[OBJECTIVE] Your task is to retype each line of the data below exactly.
== PROVIDED DATA
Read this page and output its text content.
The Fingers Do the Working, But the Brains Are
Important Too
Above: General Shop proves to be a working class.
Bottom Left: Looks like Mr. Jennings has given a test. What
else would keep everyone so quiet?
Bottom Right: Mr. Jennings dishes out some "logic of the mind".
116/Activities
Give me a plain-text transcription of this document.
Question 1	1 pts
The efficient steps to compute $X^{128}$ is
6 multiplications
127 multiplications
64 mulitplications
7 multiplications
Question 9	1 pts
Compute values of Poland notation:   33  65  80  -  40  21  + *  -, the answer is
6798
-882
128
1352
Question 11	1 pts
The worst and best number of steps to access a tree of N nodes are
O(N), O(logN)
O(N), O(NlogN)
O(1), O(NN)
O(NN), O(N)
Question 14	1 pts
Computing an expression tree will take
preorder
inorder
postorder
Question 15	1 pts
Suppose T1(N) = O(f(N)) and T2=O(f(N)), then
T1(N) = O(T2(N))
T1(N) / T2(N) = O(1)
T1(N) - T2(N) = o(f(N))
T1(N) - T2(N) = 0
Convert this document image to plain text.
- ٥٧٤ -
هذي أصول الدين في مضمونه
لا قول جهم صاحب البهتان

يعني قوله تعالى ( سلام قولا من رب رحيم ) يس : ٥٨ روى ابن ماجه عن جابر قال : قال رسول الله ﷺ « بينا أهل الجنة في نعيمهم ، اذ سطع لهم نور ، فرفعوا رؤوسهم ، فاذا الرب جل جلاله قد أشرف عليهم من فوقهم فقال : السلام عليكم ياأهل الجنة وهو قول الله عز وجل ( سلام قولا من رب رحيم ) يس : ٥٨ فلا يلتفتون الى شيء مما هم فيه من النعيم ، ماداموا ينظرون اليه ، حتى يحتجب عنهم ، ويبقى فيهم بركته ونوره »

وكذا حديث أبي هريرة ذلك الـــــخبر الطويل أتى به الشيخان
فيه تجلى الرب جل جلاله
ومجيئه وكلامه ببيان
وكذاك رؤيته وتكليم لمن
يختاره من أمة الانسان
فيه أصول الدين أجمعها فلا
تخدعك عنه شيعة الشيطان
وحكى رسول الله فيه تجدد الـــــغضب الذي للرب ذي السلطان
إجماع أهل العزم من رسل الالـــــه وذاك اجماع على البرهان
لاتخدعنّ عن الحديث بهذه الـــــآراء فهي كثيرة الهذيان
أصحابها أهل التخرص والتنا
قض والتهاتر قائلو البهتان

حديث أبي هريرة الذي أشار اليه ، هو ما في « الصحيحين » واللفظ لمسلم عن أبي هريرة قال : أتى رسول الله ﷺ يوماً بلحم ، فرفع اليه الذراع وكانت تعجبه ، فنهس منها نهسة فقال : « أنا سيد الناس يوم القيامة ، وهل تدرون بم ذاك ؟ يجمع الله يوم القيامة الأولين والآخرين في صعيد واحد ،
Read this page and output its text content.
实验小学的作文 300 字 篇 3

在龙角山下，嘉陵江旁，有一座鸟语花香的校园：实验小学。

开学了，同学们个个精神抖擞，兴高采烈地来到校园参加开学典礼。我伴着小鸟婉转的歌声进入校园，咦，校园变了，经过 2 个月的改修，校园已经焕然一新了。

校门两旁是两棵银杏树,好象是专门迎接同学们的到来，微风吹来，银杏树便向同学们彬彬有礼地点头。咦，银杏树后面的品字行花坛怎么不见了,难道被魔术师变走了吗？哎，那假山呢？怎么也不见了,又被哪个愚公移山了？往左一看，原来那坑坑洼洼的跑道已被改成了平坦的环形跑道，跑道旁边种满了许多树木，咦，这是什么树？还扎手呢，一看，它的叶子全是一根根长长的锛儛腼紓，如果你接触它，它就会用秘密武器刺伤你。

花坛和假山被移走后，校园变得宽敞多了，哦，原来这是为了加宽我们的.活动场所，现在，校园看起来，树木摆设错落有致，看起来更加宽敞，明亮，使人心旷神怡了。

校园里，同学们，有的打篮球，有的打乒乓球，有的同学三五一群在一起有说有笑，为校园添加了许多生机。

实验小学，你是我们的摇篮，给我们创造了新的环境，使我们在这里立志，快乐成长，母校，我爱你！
====
[EXERCISE RESPONSE]
Read this page and output its text content.
The Fingers Do the Working, But the Brains Are
Important Too
Above: General Shop proves to be a working class.
Bottom Left: Looks like Mr. Jennings has given a test. What
else would keep everyone so quiet?
Bottom Right: Mr. Jennings dishes out some "logic of the mind".
116/Activities
Give me a plain-text transcription of this document.
Question 1	1 pts
The efficient steps to compute $X^{128}$ is
6 multiplications
127 multiplications
64 mulitplications
7 multiplications
Question 9	1 pts
Compute values of Poland notation:   33  65  80  -  40  21  + *  -, the answer is
6798
-882
128
1352
Question 11	1 pts
The worst and best number of steps to access a tree of N nodes are
O(N), O(logN)
O(N), O(NlogN)
O(1), O(NN)
O(NN), O(N)
Question 14	1 pts
Computing an expression tree will take
preorder
inorder
postorder
Question 15	1 pts
Suppose T1(N) = O(f(N)) and T2=O(f(N)), then
T1(N) = O(T2(N))
T1(N) / T2(N) = O(1)
T1(N) - T2(N) = o(f(N))
T1(N) - T2(N) = 0
Convert this document image to plain text.
- ٥٧٤ -
هذي أصول الدين في مضمونه
لا قول جهم صاحب البهتان

يعني قوله تعالى ( سلام قولا من رب رحيم ) يس : ٥٨ روى ابن ماجه عن جابر قال : قال رسول الله ﷺ « بينا أهل الجنة في نعيمهم ، اذ سطع لهم نور ، فرفعوا رؤوسهم ، فاذا الرب جل جلاله قد أشرف عليهم من فوقهم فقال : السلام عليكم ياأهل الجنة وهو قول الله عز وجل ( سلام قولا من رب رحيم ) يس : ٥٨ فلا يلتفتون الى شيء مما هم فيه من النعيم ، ماداموا ينظرون اليه ، حتى يحتجب عنهم ، ويبقى فيهم بركته ونوره »

وكذا حديث أبي هريرة ذلك الـــــخبر الطويل أتى به الشيخان
فيه تجلى الرب جل جلاله
ومجيئه وكلامه ببيان
وكذاك رؤيته وتكليم لمن
يختاره من أمة الانسان
فيه أصول الدين أجمعها فلا
تخدعك عنه شيعة الشيطان
وحكى رسول الله فيه تجدد الـــــغضب الذي للرب ذي السلطان
إجماع أهل العزم من رسل الالـــــه وذاك اجماع على البرهان
لاتخدعنّ عن الحديث بهذه الـــــآراء فهي كثيرة الهذيان
أصحابها أهل التخرص والتنا
قض والتهاتر قائلو البهتان

حديث أبي هريرة الذي أشار اليه ، هو ما في « الصحيحين » واللفظ لمسلم عن أبي هريرة قال : أتى رسول الله ﷺ يوماً بلحم ، فرفع اليه الذراع وكانت تعجبه ، فنهس منها نهسة فقال : « أنا سيد الناس يوم القيامة ، وهل تدرون بم ذاك ؟ يجمع الله يوم القيامة الأولين والآخرين في صعيد واحد ،
Read this page and output its text content.
实验小学的作文 300 字 篇 3

在龙角山下，嘉陵江旁，有一座鸟语花香的校园：实验小学。

开学了，同学们个个精神抖擞，兴高采烈地来到校园参加开学典礼。我伴着小鸟婉转的歌声进入校园，咦，校园变了，经过 2 个月的改修，校园已经焕然一新了。

校门两旁是两棵银杏树,好象是专门迎接同学们的到来，微风吹来，银杏树便向同学们彬彬有礼地点头。咦，银杏树后面的品字行花坛怎么不见了,难道被魔术师变走了吗？哎，那假山呢？怎么也不见了,又被哪个愚公移山了？往左一看，原来那坑坑洼洼的跑道已被改成了平坦的环形跑道，跑道旁边种满了许多树木，咦，这是什么树？还扎手呢，一看，它的叶子全是一根根长长的锛儛腼紓，如果你接触它，它就会用秘密武器刺伤你。

花坛和假山被移走后，校园变得宽敞多了，哦，原来这是为了加宽我们的.活动场所，现在，校园看起来，树木摆设错落有致，看起来更加宽敞，明亮，使人心旷神怡了。

校园里，同学们，有的打篮球，有的打乒乓球，有的同学三五一群在一起有说有笑，为校园添加了许多生机。

实验小学，你是我们的摇篮，给我们创造了新的环境，使我们在这里立志，快乐成长，母校，我爱你！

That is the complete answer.